Extract every line from the records below that contains the word "cpns".

Rows from a dataset:
# # # #

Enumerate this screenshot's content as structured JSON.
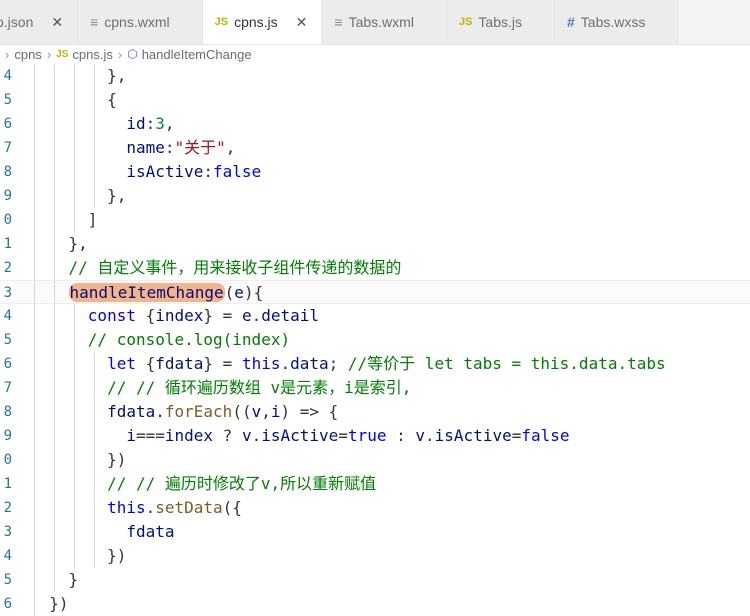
{
  "tabs": [
    {
      "label": "o.json",
      "icon": "json-file-icon",
      "kind": "plain",
      "active": false,
      "close": "✕"
    },
    {
      "label": "cpns.wxml",
      "icon": "lines-file-icon",
      "kind": "lines",
      "active": false,
      "close": ""
    },
    {
      "label": "cpns.js",
      "icon": "js-file-icon",
      "kind": "js",
      "active": true,
      "close": "✕"
    },
    {
      "label": "Tabs.wxml",
      "icon": "lines-file-icon",
      "kind": "lines",
      "active": false,
      "close": ""
    },
    {
      "label": "Tabs.js",
      "icon": "js-file-icon",
      "kind": "js",
      "active": false,
      "close": ""
    },
    {
      "label": "Tabs.wxss",
      "icon": "hash-file-icon",
      "kind": "hash",
      "active": false,
      "close": ""
    }
  ],
  "breadcrumb": {
    "folder": "cpns",
    "file": "cpns.js",
    "symbol": "handleItemChange",
    "js_badge": "JS"
  },
  "editor": {
    "lines": [
      {
        "num": "4",
        "tokens": [
          [
            "punc",
            "        },"
          ]
        ]
      },
      {
        "num": "5",
        "tokens": [
          [
            "punc",
            "        {"
          ]
        ]
      },
      {
        "num": "6",
        "tokens": [
          [
            "punc",
            "          "
          ],
          [
            "prop",
            "id"
          ],
          [
            "punc",
            ":"
          ],
          [
            "num",
            "3"
          ],
          [
            "punc",
            ","
          ]
        ]
      },
      {
        "num": "7",
        "tokens": [
          [
            "punc",
            "          "
          ],
          [
            "prop",
            "name"
          ],
          [
            "punc",
            ":"
          ],
          [
            "str",
            "\"关于\""
          ],
          [
            "punc",
            ","
          ]
        ]
      },
      {
        "num": "8",
        "tokens": [
          [
            "punc",
            "          "
          ],
          [
            "prop",
            "isActive"
          ],
          [
            "punc",
            ":"
          ],
          [
            "kw",
            "false"
          ]
        ]
      },
      {
        "num": "9",
        "tokens": [
          [
            "punc",
            "        },"
          ]
        ]
      },
      {
        "num": "0",
        "tokens": [
          [
            "punc",
            "      ]"
          ]
        ]
      },
      {
        "num": "1",
        "tokens": [
          [
            "punc",
            "    },"
          ]
        ]
      },
      {
        "num": "2",
        "tokens": [
          [
            "punc",
            "    "
          ],
          [
            "cmt",
            "// 自定义事件，用来接收子组件传递的数据的"
          ]
        ]
      },
      {
        "num": "3",
        "current": true,
        "tokens": [
          [
            "punc",
            "    "
          ],
          [
            "fn-hl",
            "handleItemChange"
          ],
          [
            "punc",
            "("
          ],
          [
            "var",
            "e"
          ],
          [
            "punc",
            "){"
          ]
        ]
      },
      {
        "num": "4",
        "tokens": [
          [
            "punc",
            "      "
          ],
          [
            "kw",
            "const"
          ],
          [
            "punc",
            " {"
          ],
          [
            "var",
            "index"
          ],
          [
            "punc",
            "} = "
          ],
          [
            "var",
            "e"
          ],
          [
            "punc",
            "."
          ],
          [
            "prop",
            "detail"
          ]
        ]
      },
      {
        "num": "5",
        "tokens": [
          [
            "punc",
            "      "
          ],
          [
            "cmt",
            "// console.log(index)"
          ]
        ]
      },
      {
        "num": "6",
        "tokens": [
          [
            "punc",
            "        "
          ],
          [
            "kw",
            "let"
          ],
          [
            "punc",
            " {"
          ],
          [
            "var",
            "fdata"
          ],
          [
            "punc",
            "} = "
          ],
          [
            "kw",
            "this"
          ],
          [
            "punc",
            "."
          ],
          [
            "prop",
            "data"
          ],
          [
            "punc",
            "; "
          ],
          [
            "cmt",
            "//等价于 let tabs = this.data.tabs"
          ]
        ]
      },
      {
        "num": "7",
        "tokens": [
          [
            "punc",
            "        "
          ],
          [
            "cmt",
            "// // 循环遍历数组 v是元素，i是索引,"
          ]
        ]
      },
      {
        "num": "8",
        "tokens": [
          [
            "punc",
            "        "
          ],
          [
            "var",
            "fdata"
          ],
          [
            "punc",
            "."
          ],
          [
            "fn",
            "forEach"
          ],
          [
            "punc",
            "(("
          ],
          [
            "var",
            "v"
          ],
          [
            "punc",
            ","
          ],
          [
            "var",
            "i"
          ],
          [
            "punc",
            ") => {"
          ]
        ]
      },
      {
        "num": "9",
        "tokens": [
          [
            "punc",
            "          "
          ],
          [
            "var",
            "i"
          ],
          [
            "punc",
            "==="
          ],
          [
            "var",
            "index"
          ],
          [
            "punc",
            " ? "
          ],
          [
            "var",
            "v"
          ],
          [
            "punc",
            "."
          ],
          [
            "prop",
            "isActive"
          ],
          [
            "punc",
            "="
          ],
          [
            "kw",
            "true"
          ],
          [
            "punc",
            " : "
          ],
          [
            "var",
            "v"
          ],
          [
            "punc",
            "."
          ],
          [
            "prop",
            "isActive"
          ],
          [
            "punc",
            "="
          ],
          [
            "kw",
            "false"
          ]
        ]
      },
      {
        "num": "0",
        "tokens": [
          [
            "punc",
            "        })"
          ]
        ]
      },
      {
        "num": "1",
        "tokens": [
          [
            "punc",
            "        "
          ],
          [
            "cmt",
            "// // 遍历时修改了v,所以重新赋值"
          ]
        ]
      },
      {
        "num": "2",
        "tokens": [
          [
            "punc",
            "        "
          ],
          [
            "kw",
            "this"
          ],
          [
            "punc",
            "."
          ],
          [
            "fn",
            "setData"
          ],
          [
            "punc",
            "({"
          ]
        ]
      },
      {
        "num": "3",
        "tokens": [
          [
            "punc",
            "          "
          ],
          [
            "var",
            "fdata"
          ]
        ]
      },
      {
        "num": "4",
        "tokens": [
          [
            "punc",
            "        })"
          ]
        ]
      },
      {
        "num": "5",
        "tokens": [
          [
            "punc",
            "    }"
          ]
        ]
      },
      {
        "num": "6",
        "tokens": [
          [
            "punc",
            "  })"
          ]
        ]
      }
    ]
  }
}
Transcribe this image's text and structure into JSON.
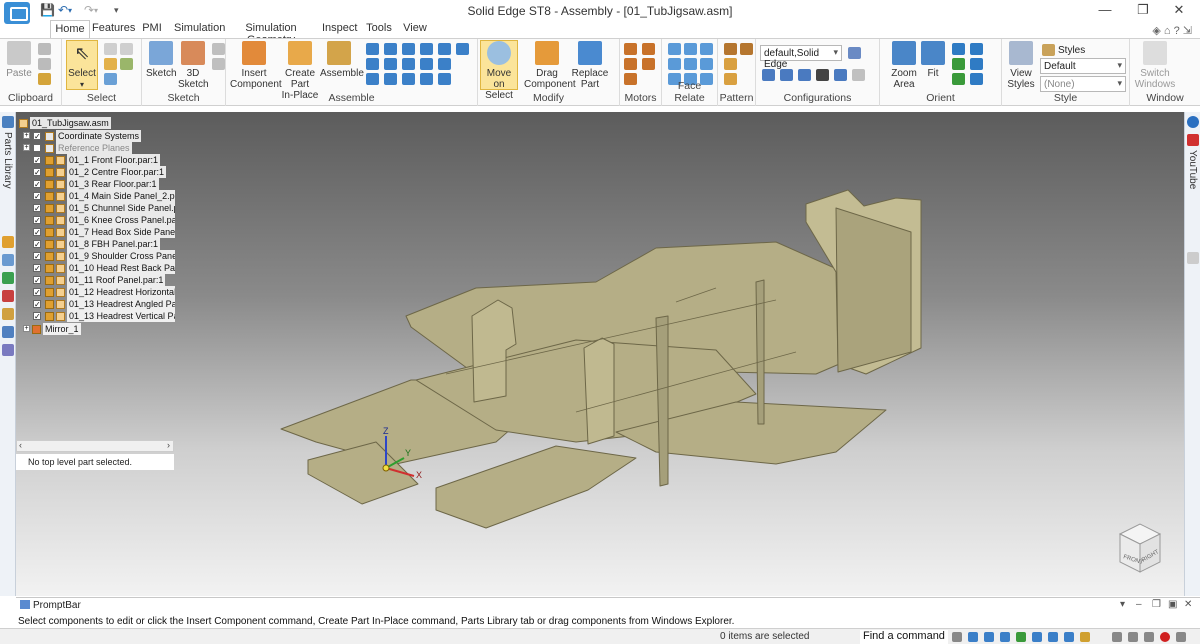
{
  "window": {
    "title": "Solid Edge ST8 - Assembly - [01_TubJigsaw.asm]",
    "minimize": "—",
    "maximize": "❐",
    "close": "✕"
  },
  "tabs": [
    "Home",
    "Features",
    "PMI",
    "Simulation",
    "Simulation Geometry",
    "Inspect",
    "Tools",
    "View"
  ],
  "ribbon": {
    "groups": {
      "clipboard": "Clipboard",
      "select": "Select",
      "sketch": "Sketch",
      "assemble": "Assemble",
      "modify": "Modify",
      "motors": "Motors",
      "face_relate": "Face Relate",
      "pattern": "Pattern",
      "configurations": "Configurations",
      "orient": "Orient",
      "style": "Style",
      "window": "Window"
    },
    "buttons": {
      "paste": "Paste",
      "select": "Select",
      "sketch": "Sketch",
      "sketch3d_1": "3D",
      "sketch3d_2": "Sketch",
      "insert_1": "Insert",
      "insert_2": "Component",
      "create_1": "Create Part",
      "create_2": "In-Place",
      "assemble": "Assemble",
      "move_1": "Move on",
      "move_2": "Select",
      "drag_1": "Drag",
      "drag_2": "Component",
      "replace_1": "Replace",
      "replace_2": "Part",
      "zoom_1": "Zoom",
      "zoom_2": "Area",
      "fit": "Fit",
      "view_1": "View",
      "view_2": "Styles",
      "switch_1": "Switch",
      "switch_2": "Windows",
      "styles": "Styles"
    },
    "config_value": "default,Solid Edge",
    "style_value": "Default",
    "style_value2": "(None)"
  },
  "side": {
    "parts_library": "Parts Library",
    "youtube": "YouTube"
  },
  "pathfinder": {
    "root": "01_TubJigsaw.asm",
    "items": [
      {
        "label": "Coordinate Systems"
      },
      {
        "label": "Reference Planes"
      },
      {
        "label": "01_1 Front Floor.par:1"
      },
      {
        "label": "01_2 Centre Floor.par:1"
      },
      {
        "label": "01_3 Rear Floor.par:1"
      },
      {
        "label": "01_4 Main Side Panel_2.par:1"
      },
      {
        "label": "01_5 Chunnel Side Panel.par:"
      },
      {
        "label": "01_6 Knee Cross Panel.par:1"
      },
      {
        "label": "01_7 Head Box Side Panel.pa"
      },
      {
        "label": "01_8 FBH Panel.par:1"
      },
      {
        "label": "01_9  Shoulder Cross Panel.p"
      },
      {
        "label": "01_10  Head Rest Back Panel"
      },
      {
        "label": "01_11  Roof Panel.par:1"
      },
      {
        "label": "01_12 Headrest Horizontal P"
      },
      {
        "label": "01_13 Headrest Angled Pane"
      },
      {
        "label": "01_13 Headrest Vertical Pane"
      },
      {
        "label": "Mirror_1"
      }
    ],
    "status": "No top level part selected."
  },
  "viewcube": {
    "front": "FRONT",
    "right": "RIGHT"
  },
  "triad": {
    "x": "X",
    "y": "Y",
    "z": "Z"
  },
  "promptbar": {
    "title": "PromptBar",
    "text": "Select components to edit or click the Insert Component command, Create Part In-Place command, Parts Library tab or drag components from Windows Explorer."
  },
  "statusbar": {
    "items_selected": "0 items are selected",
    "find_command": "Find a command"
  },
  "colors": {
    "model": "#b5ae86",
    "model_edge": "#6d6748",
    "selected_button": "#fbe49a"
  }
}
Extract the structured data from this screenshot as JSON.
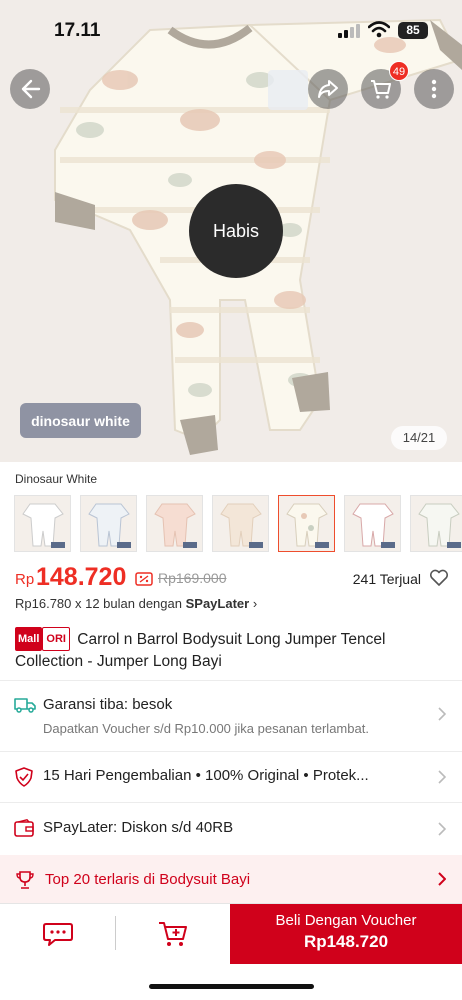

# # # #

Exercise solution:
      "label": "cpns.wxml",
      "label": "cpns.js",
    "folder": "cpns",
    "file": "cpns.js",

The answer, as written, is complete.